▶ [CHALLENGE] Each line should be copied exactly.
START EXTRACTED DATA
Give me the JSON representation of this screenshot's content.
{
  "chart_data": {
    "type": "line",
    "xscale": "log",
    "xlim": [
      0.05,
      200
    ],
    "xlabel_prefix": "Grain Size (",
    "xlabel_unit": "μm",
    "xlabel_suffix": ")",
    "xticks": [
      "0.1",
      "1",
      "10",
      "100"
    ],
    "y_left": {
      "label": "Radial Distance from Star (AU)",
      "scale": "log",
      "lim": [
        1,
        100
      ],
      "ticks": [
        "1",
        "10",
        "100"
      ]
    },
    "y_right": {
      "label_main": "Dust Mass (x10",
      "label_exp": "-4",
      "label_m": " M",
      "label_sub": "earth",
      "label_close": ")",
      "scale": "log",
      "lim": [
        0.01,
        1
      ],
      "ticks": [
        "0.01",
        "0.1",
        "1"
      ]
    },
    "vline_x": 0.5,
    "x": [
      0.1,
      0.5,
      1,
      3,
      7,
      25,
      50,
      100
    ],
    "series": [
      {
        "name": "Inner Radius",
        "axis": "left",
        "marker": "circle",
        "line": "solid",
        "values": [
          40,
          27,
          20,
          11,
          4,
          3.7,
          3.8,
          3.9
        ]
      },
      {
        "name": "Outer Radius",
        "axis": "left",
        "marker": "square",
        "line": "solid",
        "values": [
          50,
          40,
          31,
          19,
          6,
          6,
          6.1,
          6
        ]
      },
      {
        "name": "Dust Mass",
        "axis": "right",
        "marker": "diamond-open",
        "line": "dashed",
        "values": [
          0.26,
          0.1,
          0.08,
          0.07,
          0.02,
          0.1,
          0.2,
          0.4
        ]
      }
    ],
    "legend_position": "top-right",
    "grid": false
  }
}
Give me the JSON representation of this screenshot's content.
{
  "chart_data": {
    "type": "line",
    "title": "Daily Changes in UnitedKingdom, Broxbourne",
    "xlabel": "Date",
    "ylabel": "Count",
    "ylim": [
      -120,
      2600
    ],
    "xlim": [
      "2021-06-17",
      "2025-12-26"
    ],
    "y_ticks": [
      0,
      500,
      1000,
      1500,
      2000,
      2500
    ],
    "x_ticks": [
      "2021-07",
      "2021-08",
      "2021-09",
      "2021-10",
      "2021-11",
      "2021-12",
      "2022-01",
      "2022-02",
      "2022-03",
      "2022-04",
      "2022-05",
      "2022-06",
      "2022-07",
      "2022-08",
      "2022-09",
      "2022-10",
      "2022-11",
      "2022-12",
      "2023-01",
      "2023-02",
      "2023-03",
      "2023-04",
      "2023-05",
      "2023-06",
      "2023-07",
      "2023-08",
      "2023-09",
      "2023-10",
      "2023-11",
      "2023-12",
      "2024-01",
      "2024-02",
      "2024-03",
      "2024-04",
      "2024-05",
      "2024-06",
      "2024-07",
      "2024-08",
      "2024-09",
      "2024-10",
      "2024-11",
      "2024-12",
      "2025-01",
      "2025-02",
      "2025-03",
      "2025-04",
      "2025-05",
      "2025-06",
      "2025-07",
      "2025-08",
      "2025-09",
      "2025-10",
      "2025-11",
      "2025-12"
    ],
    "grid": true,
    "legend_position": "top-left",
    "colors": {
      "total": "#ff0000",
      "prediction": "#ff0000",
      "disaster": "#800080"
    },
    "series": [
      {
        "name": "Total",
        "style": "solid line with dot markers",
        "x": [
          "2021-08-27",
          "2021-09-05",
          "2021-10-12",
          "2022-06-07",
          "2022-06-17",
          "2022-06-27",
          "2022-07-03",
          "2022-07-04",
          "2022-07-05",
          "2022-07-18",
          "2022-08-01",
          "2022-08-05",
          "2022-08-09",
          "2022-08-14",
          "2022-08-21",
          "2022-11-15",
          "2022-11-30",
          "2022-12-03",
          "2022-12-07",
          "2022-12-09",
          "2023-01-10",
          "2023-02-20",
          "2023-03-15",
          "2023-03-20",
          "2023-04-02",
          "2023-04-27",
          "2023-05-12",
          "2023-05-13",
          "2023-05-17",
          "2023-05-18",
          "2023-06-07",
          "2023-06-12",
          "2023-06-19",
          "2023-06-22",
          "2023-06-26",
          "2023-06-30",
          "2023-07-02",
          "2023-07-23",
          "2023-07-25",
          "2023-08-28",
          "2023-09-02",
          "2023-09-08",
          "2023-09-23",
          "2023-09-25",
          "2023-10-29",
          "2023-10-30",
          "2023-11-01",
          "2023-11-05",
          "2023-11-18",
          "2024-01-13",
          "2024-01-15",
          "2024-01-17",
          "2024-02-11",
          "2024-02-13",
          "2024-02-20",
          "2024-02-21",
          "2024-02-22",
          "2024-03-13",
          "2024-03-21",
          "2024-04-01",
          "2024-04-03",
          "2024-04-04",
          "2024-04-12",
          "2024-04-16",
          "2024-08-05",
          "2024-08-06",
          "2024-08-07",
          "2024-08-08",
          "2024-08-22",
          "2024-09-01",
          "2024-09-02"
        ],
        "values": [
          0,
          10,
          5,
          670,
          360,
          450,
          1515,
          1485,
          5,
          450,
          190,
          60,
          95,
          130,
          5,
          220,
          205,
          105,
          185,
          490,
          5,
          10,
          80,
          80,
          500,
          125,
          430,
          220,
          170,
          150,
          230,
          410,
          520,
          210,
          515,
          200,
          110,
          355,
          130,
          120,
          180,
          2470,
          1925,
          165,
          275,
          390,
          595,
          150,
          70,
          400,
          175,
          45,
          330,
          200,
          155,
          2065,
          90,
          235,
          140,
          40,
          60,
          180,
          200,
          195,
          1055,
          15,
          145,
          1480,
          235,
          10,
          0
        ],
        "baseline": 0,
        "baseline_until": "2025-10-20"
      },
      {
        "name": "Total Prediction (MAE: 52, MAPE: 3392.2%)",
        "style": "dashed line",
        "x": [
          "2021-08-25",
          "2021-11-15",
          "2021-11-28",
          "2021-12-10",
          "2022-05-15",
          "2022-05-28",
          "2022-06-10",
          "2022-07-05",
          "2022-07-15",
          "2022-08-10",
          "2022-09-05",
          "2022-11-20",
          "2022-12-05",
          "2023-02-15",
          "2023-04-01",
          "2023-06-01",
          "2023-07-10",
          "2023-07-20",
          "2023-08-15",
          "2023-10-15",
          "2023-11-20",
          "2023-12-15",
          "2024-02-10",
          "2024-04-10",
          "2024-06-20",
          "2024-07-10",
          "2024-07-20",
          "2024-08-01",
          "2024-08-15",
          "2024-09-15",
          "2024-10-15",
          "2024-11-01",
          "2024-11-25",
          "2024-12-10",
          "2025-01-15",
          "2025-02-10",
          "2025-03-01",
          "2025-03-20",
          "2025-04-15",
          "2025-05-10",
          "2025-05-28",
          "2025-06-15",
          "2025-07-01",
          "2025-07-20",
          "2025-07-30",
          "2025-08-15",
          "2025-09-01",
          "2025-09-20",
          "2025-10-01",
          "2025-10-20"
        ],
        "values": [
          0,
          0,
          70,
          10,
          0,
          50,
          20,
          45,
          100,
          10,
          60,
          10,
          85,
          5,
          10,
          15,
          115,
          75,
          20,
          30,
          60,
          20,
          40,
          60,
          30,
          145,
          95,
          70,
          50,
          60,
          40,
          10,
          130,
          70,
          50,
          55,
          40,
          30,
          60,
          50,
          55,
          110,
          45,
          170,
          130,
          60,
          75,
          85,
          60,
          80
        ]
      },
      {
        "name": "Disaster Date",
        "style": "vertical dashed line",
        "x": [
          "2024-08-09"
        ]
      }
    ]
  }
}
END EXTRACTED DATA
▶ [REPLY TO THE TASK]
Give me the JSON representation of this screenshot's content.
{
  "chart_data": {
    "type": "line",
    "xscale": "log",
    "xlim": [
      0.05,
      200
    ],
    "xlabel_prefix": "Grain Size (",
    "xlabel_unit": "μm",
    "xlabel_suffix": ")",
    "xticks": [
      "0.1",
      "1",
      "10",
      "100"
    ],
    "y_left": {
      "label": "Radial Distance from Star (AU)",
      "scale": "log",
      "lim": [
        1,
        100
      ],
      "ticks": [
        "1",
        "10",
        "100"
      ]
    },
    "y_right": {
      "label_main": "Dust Mass (x10",
      "label_exp": "-4",
      "label_m": " M",
      "label_sub": "earth",
      "label_close": ")",
      "scale": "log",
      "lim": [
        0.01,
        1
      ],
      "ticks": [
        "0.01",
        "0.1",
        "1"
      ]
    },
    "vline_x": 0.5,
    "x": [
      0.1,
      0.5,
      1,
      3,
      7,
      25,
      50,
      100
    ],
    "series": [
      {
        "name": "Inner Radius",
        "axis": "left",
        "marker": "circle",
        "line": "solid",
        "values": [
          40,
          27,
          20,
          11,
          4,
          3.7,
          3.8,
          3.9
        ]
      },
      {
        "name": "Outer Radius",
        "axis": "left",
        "marker": "square",
        "line": "solid",
        "values": [
          50,
          40,
          31,
          19,
          6,
          6,
          6.1,
          6
        ]
      },
      {
        "name": "Dust Mass",
        "axis": "right",
        "marker": "diamond-open",
        "line": "dashed",
        "values": [
          0.26,
          0.1,
          0.08,
          0.07,
          0.02,
          0.1,
          0.2,
          0.4
        ]
      }
    ],
    "legend_position": "top-right",
    "grid": false
  }
}
Give me the JSON representation of this screenshot's content.
{
  "chart_data": {
    "type": "line",
    "title": "Daily Changes in UnitedKingdom, Broxbourne",
    "xlabel": "Date",
    "ylabel": "Count",
    "ylim": [
      -120,
      2600
    ],
    "xlim": [
      "2021-06-17",
      "2025-12-26"
    ],
    "y_ticks": [
      0,
      500,
      1000,
      1500,
      2000,
      2500
    ],
    "x_ticks": [
      "2021-07",
      "2021-08",
      "2021-09",
      "2021-10",
      "2021-11",
      "2021-12",
      "2022-01",
      "2022-02",
      "2022-03",
      "2022-04",
      "2022-05",
      "2022-06",
      "2022-07",
      "2022-08",
      "2022-09",
      "2022-10",
      "2022-11",
      "2022-12",
      "2023-01",
      "2023-02",
      "2023-03",
      "2023-04",
      "2023-05",
      "2023-06",
      "2023-07",
      "2023-08",
      "2023-09",
      "2023-10",
      "2023-11",
      "2023-12",
      "2024-01",
      "2024-02",
      "2024-03",
      "2024-04",
      "2024-05",
      "2024-06",
      "2024-07",
      "2024-08",
      "2024-09",
      "2024-10",
      "2024-11",
      "2024-12",
      "2025-01",
      "2025-02",
      "2025-03",
      "2025-04",
      "2025-05",
      "2025-06",
      "2025-07",
      "2025-08",
      "2025-09",
      "2025-10",
      "2025-11",
      "2025-12"
    ],
    "grid": true,
    "legend_position": "top-left",
    "colors": {
      "total": "#ff0000",
      "prediction": "#ff0000",
      "disaster": "#800080"
    },
    "series": [
      {
        "name": "Total",
        "style": "solid line with dot markers",
        "x": [
          "2021-08-27",
          "2021-09-05",
          "2021-10-12",
          "2022-06-07",
          "2022-06-17",
          "2022-06-27",
          "2022-07-03",
          "2022-07-04",
          "2022-07-05",
          "2022-07-18",
          "2022-08-01",
          "2022-08-05",
          "2022-08-09",
          "2022-08-14",
          "2022-08-21",
          "2022-11-15",
          "2022-11-30",
          "2022-12-03",
          "2022-12-07",
          "2022-12-09",
          "2023-01-10",
          "2023-02-20",
          "2023-03-15",
          "2023-03-20",
          "2023-04-02",
          "2023-04-27",
          "2023-05-12",
          "2023-05-13",
          "2023-05-17",
          "2023-05-18",
          "2023-06-07",
          "2023-06-12",
          "2023-06-19",
          "2023-06-22",
          "2023-06-26",
          "2023-06-30",
          "2023-07-02",
          "2023-07-23",
          "2023-07-25",
          "2023-08-28",
          "2023-09-02",
          "2023-09-08",
          "2023-09-23",
          "2023-09-25",
          "2023-10-29",
          "2023-10-30",
          "2023-11-01",
          "2023-11-05",
          "2023-11-18",
          "2024-01-13",
          "2024-01-15",
          "2024-01-17",
          "2024-02-11",
          "2024-02-13",
          "2024-02-20",
          "2024-02-21",
          "2024-02-22",
          "2024-03-13",
          "2024-03-21",
          "2024-04-01",
          "2024-04-03",
          "2024-04-04",
          "2024-04-12",
          "2024-04-16",
          "2024-08-05",
          "2024-08-06",
          "2024-08-07",
          "2024-08-08",
          "2024-08-22",
          "2024-09-01",
          "2024-09-02"
        ],
        "values": [
          0,
          10,
          5,
          670,
          360,
          450,
          1515,
          1485,
          5,
          450,
          190,
          60,
          95,
          130,
          5,
          220,
          205,
          105,
          185,
          490,
          5,
          10,
          80,
          80,
          500,
          125,
          430,
          220,
          170,
          150,
          230,
          410,
          520,
          210,
          515,
          200,
          110,
          355,
          130,
          120,
          180,
          2470,
          1925,
          165,
          275,
          390,
          595,
          150,
          70,
          400,
          175,
          45,
          330,
          200,
          155,
          2065,
          90,
          235,
          140,
          40,
          60,
          180,
          200,
          195,
          1055,
          15,
          145,
          1480,
          235,
          10,
          0
        ],
        "baseline": 0,
        "baseline_until": "2025-10-20"
      },
      {
        "name": "Total Prediction (MAE: 52, MAPE: 3392.2%)",
        "style": "dashed line",
        "x": [
          "2021-08-25",
          "2021-11-15",
          "2021-11-28",
          "2021-12-10",
          "2022-05-15",
          "2022-05-28",
          "2022-06-10",
          "2022-07-05",
          "2022-07-15",
          "2022-08-10",
          "2022-09-05",
          "2022-11-20",
          "2022-12-05",
          "2023-02-15",
          "2023-04-01",
          "2023-06-01",
          "2023-07-10",
          "2023-07-20",
          "2023-08-15",
          "2023-10-15",
          "2023-11-20",
          "2023-12-15",
          "2024-02-10",
          "2024-04-10",
          "2024-06-20",
          "2024-07-10",
          "2024-07-20",
          "2024-08-01",
          "2024-08-15",
          "2024-09-15",
          "2024-10-15",
          "2024-11-01",
          "2024-11-25",
          "2024-12-10",
          "2025-01-15",
          "2025-02-10",
          "2025-03-01",
          "2025-03-20",
          "2025-04-15",
          "2025-05-10",
          "2025-05-28",
          "2025-06-15",
          "2025-07-01",
          "2025-07-20",
          "2025-07-30",
          "2025-08-15",
          "2025-09-01",
          "2025-09-20",
          "2025-10-01",
          "2025-10-20"
        ],
        "values": [
          0,
          0,
          70,
          10,
          0,
          50,
          20,
          45,
          100,
          10,
          60,
          10,
          85,
          5,
          10,
          15,
          115,
          75,
          20,
          30,
          60,
          20,
          40,
          60,
          30,
          145,
          95,
          70,
          50,
          60,
          40,
          10,
          130,
          70,
          50,
          55,
          40,
          30,
          60,
          50,
          55,
          110,
          45,
          170,
          130,
          60,
          75,
          85,
          60,
          80
        ]
      },
      {
        "name": "Disaster Date",
        "style": "vertical dashed line",
        "x": [
          "2024-08-09"
        ]
      }
    ]
  }
}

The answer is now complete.